WHAT IS NEEDED
Show all lines of the listing that hold the word "IOPS".

MATERIAL FOR THE TASK
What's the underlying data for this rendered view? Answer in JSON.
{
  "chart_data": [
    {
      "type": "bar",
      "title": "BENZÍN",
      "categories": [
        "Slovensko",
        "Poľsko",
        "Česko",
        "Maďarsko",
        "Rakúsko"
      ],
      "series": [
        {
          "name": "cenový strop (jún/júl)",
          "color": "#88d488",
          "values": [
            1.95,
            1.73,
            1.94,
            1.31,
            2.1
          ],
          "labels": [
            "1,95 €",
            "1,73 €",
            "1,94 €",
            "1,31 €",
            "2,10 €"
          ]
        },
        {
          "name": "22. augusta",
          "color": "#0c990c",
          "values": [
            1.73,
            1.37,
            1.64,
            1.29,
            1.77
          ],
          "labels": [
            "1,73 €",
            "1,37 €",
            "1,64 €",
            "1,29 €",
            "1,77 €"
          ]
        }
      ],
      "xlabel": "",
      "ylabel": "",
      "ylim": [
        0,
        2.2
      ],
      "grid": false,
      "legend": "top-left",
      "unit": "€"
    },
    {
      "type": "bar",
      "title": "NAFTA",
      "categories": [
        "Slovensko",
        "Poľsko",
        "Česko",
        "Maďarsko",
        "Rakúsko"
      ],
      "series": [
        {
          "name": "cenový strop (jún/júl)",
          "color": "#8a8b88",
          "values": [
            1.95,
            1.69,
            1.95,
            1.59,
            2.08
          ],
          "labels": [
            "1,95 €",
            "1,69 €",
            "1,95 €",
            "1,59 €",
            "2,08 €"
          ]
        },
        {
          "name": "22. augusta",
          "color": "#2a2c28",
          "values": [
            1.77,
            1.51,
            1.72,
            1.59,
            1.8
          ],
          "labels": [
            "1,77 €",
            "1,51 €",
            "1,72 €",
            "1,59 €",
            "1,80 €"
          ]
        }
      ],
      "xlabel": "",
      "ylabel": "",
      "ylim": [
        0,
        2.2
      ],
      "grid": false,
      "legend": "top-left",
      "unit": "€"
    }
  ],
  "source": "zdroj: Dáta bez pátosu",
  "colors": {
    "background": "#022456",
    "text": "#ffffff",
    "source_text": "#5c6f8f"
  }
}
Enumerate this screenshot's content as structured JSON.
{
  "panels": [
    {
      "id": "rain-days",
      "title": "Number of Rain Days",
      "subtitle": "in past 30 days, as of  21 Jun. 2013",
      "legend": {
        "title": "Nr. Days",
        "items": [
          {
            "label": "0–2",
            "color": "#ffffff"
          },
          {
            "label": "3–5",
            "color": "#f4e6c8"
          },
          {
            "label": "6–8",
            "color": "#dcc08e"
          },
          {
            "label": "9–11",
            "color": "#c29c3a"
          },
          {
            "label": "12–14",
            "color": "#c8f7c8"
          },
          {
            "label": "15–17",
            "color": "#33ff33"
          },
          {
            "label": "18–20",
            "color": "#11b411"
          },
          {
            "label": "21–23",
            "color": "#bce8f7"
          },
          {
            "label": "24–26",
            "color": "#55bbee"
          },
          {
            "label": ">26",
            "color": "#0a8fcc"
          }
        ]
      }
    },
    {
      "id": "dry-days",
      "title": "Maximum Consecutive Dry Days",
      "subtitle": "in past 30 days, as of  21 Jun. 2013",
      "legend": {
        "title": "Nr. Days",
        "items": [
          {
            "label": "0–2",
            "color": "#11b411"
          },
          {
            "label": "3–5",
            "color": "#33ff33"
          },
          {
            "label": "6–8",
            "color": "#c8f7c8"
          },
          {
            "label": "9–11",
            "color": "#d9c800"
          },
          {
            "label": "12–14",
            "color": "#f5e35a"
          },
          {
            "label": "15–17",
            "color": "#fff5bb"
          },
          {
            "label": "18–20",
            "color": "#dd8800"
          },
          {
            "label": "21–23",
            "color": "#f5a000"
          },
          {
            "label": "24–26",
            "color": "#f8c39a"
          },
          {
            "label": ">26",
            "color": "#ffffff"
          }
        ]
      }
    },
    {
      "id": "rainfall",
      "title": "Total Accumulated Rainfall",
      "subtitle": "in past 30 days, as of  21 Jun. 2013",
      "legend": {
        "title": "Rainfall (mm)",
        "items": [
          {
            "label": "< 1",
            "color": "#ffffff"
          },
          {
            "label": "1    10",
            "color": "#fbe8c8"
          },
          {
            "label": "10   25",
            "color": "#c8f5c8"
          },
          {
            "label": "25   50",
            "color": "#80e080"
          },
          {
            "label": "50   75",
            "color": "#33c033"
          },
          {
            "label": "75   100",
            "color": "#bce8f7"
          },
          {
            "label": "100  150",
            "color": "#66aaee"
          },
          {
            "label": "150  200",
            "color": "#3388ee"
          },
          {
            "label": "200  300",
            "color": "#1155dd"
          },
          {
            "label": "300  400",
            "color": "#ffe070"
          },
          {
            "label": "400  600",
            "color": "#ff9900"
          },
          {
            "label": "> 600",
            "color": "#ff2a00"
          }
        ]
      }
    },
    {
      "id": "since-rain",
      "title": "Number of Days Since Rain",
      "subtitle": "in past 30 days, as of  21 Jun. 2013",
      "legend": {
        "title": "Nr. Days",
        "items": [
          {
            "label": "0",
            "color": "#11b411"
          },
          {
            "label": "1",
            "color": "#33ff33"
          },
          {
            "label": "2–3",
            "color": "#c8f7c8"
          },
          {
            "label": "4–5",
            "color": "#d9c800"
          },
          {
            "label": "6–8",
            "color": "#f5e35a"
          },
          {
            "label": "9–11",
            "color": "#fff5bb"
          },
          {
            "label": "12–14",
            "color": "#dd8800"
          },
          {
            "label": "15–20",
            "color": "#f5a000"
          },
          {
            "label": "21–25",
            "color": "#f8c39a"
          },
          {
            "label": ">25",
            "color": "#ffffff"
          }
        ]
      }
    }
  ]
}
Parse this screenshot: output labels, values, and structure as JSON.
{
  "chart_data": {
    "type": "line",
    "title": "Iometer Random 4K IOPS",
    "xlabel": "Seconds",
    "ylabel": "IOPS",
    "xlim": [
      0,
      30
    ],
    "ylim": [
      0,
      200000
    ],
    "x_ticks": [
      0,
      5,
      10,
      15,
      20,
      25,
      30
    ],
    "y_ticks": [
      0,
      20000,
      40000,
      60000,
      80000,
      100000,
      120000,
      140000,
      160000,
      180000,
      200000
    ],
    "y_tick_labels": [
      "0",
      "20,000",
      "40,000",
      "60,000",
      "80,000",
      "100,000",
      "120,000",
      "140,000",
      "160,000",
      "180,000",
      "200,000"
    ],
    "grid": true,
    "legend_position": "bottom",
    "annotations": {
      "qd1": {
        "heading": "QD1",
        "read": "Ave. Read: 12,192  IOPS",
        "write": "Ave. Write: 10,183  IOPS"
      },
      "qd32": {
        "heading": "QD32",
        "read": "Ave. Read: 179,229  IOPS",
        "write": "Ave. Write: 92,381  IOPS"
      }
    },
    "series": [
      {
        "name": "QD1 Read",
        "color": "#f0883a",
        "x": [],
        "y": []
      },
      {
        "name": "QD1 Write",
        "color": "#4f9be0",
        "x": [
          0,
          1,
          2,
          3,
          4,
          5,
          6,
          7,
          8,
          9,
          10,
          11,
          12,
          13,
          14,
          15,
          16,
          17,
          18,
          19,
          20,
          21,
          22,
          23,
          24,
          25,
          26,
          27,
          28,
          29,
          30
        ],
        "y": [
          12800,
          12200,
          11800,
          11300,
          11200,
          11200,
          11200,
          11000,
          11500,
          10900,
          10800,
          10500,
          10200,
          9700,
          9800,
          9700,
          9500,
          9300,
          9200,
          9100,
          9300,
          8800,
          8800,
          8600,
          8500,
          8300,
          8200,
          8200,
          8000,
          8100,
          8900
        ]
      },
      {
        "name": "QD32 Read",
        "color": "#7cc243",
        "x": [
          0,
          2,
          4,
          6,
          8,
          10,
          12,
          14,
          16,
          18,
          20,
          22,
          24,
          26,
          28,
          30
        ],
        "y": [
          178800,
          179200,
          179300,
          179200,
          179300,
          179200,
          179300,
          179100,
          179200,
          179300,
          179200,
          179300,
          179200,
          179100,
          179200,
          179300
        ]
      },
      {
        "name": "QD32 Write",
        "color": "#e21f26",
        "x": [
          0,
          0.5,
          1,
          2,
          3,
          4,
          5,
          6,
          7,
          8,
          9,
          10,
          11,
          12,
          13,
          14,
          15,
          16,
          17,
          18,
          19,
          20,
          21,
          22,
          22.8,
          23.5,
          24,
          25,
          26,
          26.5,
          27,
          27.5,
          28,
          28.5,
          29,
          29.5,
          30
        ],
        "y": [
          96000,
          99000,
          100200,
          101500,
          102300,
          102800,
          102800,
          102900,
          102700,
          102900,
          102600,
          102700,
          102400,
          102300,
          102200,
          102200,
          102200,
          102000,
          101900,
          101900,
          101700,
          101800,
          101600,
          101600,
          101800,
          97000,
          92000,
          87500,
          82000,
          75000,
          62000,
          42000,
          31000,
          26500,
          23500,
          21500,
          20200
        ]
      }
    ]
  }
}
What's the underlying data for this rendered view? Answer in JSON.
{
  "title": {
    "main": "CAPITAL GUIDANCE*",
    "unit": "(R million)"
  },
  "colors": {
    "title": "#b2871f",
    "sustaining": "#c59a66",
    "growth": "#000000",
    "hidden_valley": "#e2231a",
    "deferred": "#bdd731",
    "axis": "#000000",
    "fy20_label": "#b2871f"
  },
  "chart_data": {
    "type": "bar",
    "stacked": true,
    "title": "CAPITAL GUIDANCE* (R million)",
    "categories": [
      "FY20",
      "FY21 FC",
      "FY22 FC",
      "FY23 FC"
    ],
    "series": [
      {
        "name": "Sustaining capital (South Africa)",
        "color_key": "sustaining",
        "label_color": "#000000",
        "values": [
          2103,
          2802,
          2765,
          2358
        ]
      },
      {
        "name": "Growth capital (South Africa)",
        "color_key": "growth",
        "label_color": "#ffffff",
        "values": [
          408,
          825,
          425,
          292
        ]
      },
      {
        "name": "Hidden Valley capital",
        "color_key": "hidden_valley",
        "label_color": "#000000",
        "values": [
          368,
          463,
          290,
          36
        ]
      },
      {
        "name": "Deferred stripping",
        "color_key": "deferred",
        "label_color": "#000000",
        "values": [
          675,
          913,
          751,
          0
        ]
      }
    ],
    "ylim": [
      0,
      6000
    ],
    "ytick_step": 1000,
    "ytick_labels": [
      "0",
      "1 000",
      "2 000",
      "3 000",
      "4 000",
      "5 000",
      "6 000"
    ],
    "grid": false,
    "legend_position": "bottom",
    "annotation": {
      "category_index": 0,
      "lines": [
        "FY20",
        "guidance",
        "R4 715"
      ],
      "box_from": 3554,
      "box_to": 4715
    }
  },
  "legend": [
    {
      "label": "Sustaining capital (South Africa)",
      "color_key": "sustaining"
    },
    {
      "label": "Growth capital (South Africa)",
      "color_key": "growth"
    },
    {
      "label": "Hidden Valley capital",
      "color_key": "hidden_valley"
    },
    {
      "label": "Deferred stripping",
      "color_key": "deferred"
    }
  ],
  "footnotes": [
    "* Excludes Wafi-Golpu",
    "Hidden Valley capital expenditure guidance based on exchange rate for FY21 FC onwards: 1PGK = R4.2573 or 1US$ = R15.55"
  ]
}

WRITTEN SOLUTION
    "title": "Iometer Random 4K IOPS",
    "ylabel": "IOPS",
        "read": "Ave. Read: 12,192  IOPS",
        "write": "Ave. Write: 10,183  IOPS"
        "read": "Ave. Read: 179,229  IOPS",
        "write": "Ave. Write: 92,381  IOPS"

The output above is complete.